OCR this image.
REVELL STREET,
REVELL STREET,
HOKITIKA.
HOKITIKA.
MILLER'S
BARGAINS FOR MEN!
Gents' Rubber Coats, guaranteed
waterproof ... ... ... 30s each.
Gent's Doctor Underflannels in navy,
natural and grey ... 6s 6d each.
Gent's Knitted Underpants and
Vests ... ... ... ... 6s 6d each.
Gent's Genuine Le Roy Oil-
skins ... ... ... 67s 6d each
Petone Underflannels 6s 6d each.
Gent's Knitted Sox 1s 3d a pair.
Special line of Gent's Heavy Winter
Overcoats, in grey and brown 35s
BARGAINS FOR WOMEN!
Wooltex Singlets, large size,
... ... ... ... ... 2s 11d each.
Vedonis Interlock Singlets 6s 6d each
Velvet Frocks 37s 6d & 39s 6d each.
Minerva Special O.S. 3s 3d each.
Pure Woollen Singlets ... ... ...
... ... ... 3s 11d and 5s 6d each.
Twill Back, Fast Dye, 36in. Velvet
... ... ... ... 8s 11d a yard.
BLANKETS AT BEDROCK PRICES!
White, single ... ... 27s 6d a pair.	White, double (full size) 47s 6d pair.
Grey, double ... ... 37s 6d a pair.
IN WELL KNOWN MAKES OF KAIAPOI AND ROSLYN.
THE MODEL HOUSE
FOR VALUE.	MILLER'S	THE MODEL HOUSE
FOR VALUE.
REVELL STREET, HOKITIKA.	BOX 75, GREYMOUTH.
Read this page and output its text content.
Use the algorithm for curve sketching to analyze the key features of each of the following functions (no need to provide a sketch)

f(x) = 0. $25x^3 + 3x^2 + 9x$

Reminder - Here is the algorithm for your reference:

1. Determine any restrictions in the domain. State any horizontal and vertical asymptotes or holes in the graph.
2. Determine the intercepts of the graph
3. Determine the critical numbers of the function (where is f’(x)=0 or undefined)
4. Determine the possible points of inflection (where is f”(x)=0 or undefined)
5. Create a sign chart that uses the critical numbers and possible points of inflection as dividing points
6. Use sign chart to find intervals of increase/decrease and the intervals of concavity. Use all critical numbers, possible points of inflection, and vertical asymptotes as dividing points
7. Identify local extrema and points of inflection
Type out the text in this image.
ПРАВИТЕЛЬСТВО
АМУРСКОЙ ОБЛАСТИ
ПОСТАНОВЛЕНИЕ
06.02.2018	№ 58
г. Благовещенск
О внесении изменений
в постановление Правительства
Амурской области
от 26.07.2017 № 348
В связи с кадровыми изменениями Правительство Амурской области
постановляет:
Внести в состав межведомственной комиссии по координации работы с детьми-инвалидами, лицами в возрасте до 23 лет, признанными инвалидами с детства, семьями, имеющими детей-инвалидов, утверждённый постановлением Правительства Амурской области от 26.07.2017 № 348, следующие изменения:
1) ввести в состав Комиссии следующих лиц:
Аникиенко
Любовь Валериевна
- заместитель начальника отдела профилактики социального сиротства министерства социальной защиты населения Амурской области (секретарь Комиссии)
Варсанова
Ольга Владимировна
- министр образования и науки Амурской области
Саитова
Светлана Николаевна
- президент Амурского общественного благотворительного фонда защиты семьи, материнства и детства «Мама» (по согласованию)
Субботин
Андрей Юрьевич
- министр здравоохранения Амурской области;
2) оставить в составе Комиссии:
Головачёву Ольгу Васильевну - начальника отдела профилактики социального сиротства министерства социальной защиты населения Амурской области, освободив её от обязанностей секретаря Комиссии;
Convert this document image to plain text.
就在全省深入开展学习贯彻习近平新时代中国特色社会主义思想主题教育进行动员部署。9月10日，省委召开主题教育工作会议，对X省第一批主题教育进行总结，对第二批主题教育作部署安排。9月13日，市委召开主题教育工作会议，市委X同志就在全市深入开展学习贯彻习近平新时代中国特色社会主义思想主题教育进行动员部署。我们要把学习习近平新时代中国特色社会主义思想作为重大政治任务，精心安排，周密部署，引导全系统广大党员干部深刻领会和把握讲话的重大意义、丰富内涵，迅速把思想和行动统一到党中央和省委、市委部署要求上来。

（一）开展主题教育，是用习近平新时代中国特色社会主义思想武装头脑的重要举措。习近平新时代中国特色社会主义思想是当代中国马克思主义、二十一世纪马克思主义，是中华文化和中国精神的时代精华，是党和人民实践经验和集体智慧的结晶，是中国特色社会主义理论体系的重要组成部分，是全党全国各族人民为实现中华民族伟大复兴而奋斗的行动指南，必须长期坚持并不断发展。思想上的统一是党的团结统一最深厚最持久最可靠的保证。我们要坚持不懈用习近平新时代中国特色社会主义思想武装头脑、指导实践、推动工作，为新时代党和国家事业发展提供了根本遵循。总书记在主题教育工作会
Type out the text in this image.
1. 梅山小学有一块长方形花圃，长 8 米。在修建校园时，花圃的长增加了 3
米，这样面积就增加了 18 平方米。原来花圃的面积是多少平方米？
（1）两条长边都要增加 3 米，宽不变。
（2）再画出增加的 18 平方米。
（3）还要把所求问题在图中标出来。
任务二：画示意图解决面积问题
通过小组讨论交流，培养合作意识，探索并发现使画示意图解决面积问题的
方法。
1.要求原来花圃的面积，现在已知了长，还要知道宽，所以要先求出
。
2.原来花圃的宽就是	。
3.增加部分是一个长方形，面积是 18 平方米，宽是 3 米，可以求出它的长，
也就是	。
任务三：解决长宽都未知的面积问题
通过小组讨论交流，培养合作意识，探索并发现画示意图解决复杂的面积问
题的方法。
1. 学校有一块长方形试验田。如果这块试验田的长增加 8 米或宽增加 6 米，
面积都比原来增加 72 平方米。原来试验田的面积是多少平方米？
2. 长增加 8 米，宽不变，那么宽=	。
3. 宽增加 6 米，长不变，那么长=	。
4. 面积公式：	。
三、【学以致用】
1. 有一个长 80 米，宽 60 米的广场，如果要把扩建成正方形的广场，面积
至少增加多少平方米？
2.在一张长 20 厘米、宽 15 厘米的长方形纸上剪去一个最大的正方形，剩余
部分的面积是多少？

WRITTEN REQUEST: Each line above must be printed exactly as it appears.

THE SOLUTION:
OCR this image.
REVELL STREET,
REVELL STREET,
HOKITIKA.
HOKITIKA.
MILLER'S
BARGAINS FOR MEN!
Gents' Rubber Coats, guaranteed
waterproof ... ... ... 30s each.
Gent's Doctor Underflannels in navy,
natural and grey ... 6s 6d each.
Gent's Knitted Underpants and
Vests ... ... ... ... 6s 6d each.
Gent's Genuine Le Roy Oil-
skins ... ... ... 67s 6d each
Petone Underflannels 6s 6d each.
Gent's Knitted Sox 1s 3d a pair.
Special line of Gent's Heavy Winter
Overcoats, in grey and brown 35s
BARGAINS FOR WOMEN!
Wooltex Singlets, large size,
... ... ... ... ... 2s 11d each.
Vedonis Interlock Singlets 6s 6d each
Velvet Frocks 37s 6d & 39s 6d each.
Minerva Special O.S. 3s 3d each.
Pure Woollen Singlets ... ... ...
... ... ... 3s 11d and 5s 6d each.
Twill Back, Fast Dye, 36in. Velvet
... ... ... ... 8s 11d a yard.
BLANKETS AT BEDROCK PRICES!
White, single ... ... 27s 6d a pair.	White, double (full size) 47s 6d pair.
Grey, double ... ... 37s 6d a pair.
IN WELL KNOWN MAKES OF KAIAPOI AND ROSLYN.
THE MODEL HOUSE
FOR VALUE.	MILLER'S	THE MODEL HOUSE
FOR VALUE.
REVELL STREET, HOKITIKA.	BOX 75, GREYMOUTH.
Read this page and output its text content.
Use the algorithm for curve sketching to analyze the key features of each of the following functions (no need to provide a sketch)

f(x) = 0. $25x^3 + 3x^2 + 9x$

Reminder - Here is the algorithm for your reference:

1. Determine any restrictions in the domain. State any horizontal and vertical asymptotes or holes in the graph.
2. Determine the intercepts of the graph
3. Determine the critical numbers of the function (where is f’(x)=0 or undefined)
4. Determine the possible points of inflection (where is f”(x)=0 or undefined)
5. Create a sign chart that uses the critical numbers and possible points of inflection as dividing points
6. Use sign chart to find intervals of increase/decrease and the intervals of concavity. Use all critical numbers, possible points of inflection, and vertical asymptotes as dividing points
7. Identify local extrema and points of inflection
Type out the text in this image.
ПРАВИТЕЛЬСТВО
АМУРСКОЙ ОБЛАСТИ
ПОСТАНОВЛЕНИЕ
06.02.2018	№ 58
г. Благовещенск
О внесении изменений
в постановление Правительства
Амурской области
от 26.07.2017 № 348
В связи с кадровыми изменениями Правительство Амурской области
постановляет:
Внести в состав межведомственной комиссии по координации работы с детьми-инвалидами, лицами в возрасте до 23 лет, признанными инвалидами с детства, семьями, имеющими детей-инвалидов, утверждённый постановлением Правительства Амурской области от 26.07.2017 № 348, следующие изменения:
1) ввести в состав Комиссии следующих лиц:
Аникиенко
Любовь Валериевна
- заместитель начальника отдела профилактики социального сиротства министерства социальной защиты населения Амурской области (секретарь Комиссии)
Варсанова
Ольга Владимировна
- министр образования и науки Амурской области
Саитова
Светлана Николаевна
- президент Амурского общественного благотворительного фонда защиты семьи, материнства и детства «Мама» (по согласованию)
Субботин
Андрей Юрьевич
- министр здравоохранения Амурской области;
2) оставить в составе Комиссии:
Головачёву Ольгу Васильевну - начальника отдела профилактики социального сиротства министерства социальной защиты населения Амурской области, освободив её от обязанностей секретаря Комиссии;
Convert this document image to plain text.
就在全省深入开展学习贯彻习近平新时代中国特色社会主义思想主题教育进行动员部署。9月10日，省委召开主题教育工作会议，对X省第一批主题教育进行总结，对第二批主题教育作部署安排。9月13日，市委召开主题教育工作会议，市委X同志就在全市深入开展学习贯彻习近平新时代中国特色社会主义思想主题教育进行动员部署。我们要把学习习近平新时代中国特色社会主义思想作为重大政治任务，精心安排，周密部署，引导全系统广大党员干部深刻领会和把握讲话的重大意义、丰富内涵，迅速把思想和行动统一到党中央和省委、市委部署要求上来。

（一）开展主题教育，是用习近平新时代中国特色社会主义思想武装头脑的重要举措。习近平新时代中国特色社会主义思想是当代中国马克思主义、二十一世纪马克思主义，是中华文化和中国精神的时代精华，是党和人民实践经验和集体智慧的结晶，是中国特色社会主义理论体系的重要组成部分，是全党全国各族人民为实现中华民族伟大复兴而奋斗的行动指南，必须长期坚持并不断发展。思想上的统一是党的团结统一最深厚最持久最可靠的保证。我们要坚持不懈用习近平新时代中国特色社会主义思想武装头脑、指导实践、推动工作，为新时代党和国家事业发展提供了根本遵循。总书记在主题教育工作会
Type out the text in this image.
1. 梅山小学有一块长方形花圃，长 8 米。在修建校园时，花圃的长增加了 3
米，这样面积就增加了 18 平方米。原来花圃的面积是多少平方米？
（1）两条长边都要增加 3 米，宽不变。
（2）再画出增加的 18 平方米。
（3）还要把所求问题在图中标出来。
任务二：画示意图解决面积问题
通过小组讨论交流，培养合作意识，探索并发现使画示意图解决面积问题的
方法。
1.要求原来花圃的面积，现在已知了长，还要知道宽，所以要先求出
。
2.原来花圃的宽就是	。
3.增加部分是一个长方形，面积是 18 平方米，宽是 3 米，可以求出它的长，
也就是	。
任务三：解决长宽都未知的面积问题
通过小组讨论交流，培养合作意识，探索并发现画示意图解决复杂的面积问
题的方法。
1. 学校有一块长方形试验田。如果这块试验田的长增加 8 米或宽增加 6 米，
面积都比原来增加 72 平方米。原来试验田的面积是多少平方米？
2. 长增加 8 米，宽不变，那么宽=	。
3. 宽增加 6 米，长不变，那么长=	。
4. 面积公式：	。
三、【学以致用】
1. 有一个长 80 米，宽 60 米的广场，如果要把扩建成正方形的广场，面积
至少增加多少平方米？
2.在一张长 20 厘米、宽 15 厘米的长方形纸上剪去一个最大的正方形，剩余
部分的面积是多少？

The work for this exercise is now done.